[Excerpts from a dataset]

--- START ---

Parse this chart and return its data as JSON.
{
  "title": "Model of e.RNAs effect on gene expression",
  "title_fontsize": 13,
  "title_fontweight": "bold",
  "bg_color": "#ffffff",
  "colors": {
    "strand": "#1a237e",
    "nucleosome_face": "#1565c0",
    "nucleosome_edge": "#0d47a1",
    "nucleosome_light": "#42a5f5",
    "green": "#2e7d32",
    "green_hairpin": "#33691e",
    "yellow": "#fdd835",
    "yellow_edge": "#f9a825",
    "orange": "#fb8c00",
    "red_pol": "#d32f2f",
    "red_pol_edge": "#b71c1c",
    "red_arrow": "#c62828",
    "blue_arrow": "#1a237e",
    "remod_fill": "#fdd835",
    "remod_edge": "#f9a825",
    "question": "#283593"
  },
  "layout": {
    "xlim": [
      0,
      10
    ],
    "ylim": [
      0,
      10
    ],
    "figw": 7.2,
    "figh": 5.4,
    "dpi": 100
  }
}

--- END ---

Work request
Whatever appears in the lines above should be copied exactly.

Expected answer
Parse this chart and return its data as JSON.
{
  "title": "Model of e.RNAs effect on gene expression",
  "title_fontsize": 13,
  "title_fontweight": "bold",
  "bg_color": "#ffffff",
  "colors": {
    "strand": "#1a237e",
    "nucleosome_face": "#1565c0",
    "nucleosome_edge": "#0d47a1",
    "nucleosome_light": "#42a5f5",
    "green": "#2e7d32",
    "green_hairpin": "#33691e",
    "yellow": "#fdd835",
    "yellow_edge": "#f9a825",
    "orange": "#fb8c00",
    "red_pol": "#d32f2f",
    "red_pol_edge": "#b71c1c",
    "red_arrow": "#c62828",
    "blue_arrow": "#1a237e",
    "remod_fill": "#fdd835",
    "remod_edge": "#f9a825",
    "question": "#283593"
  },
  "layout": {
    "xlim": [
      0,
      10
    ],
    "ylim": [
      0,
      10
    ],
    "figw": 7.2,
    "figh": 5.4,
    "dpi": 100
  }
}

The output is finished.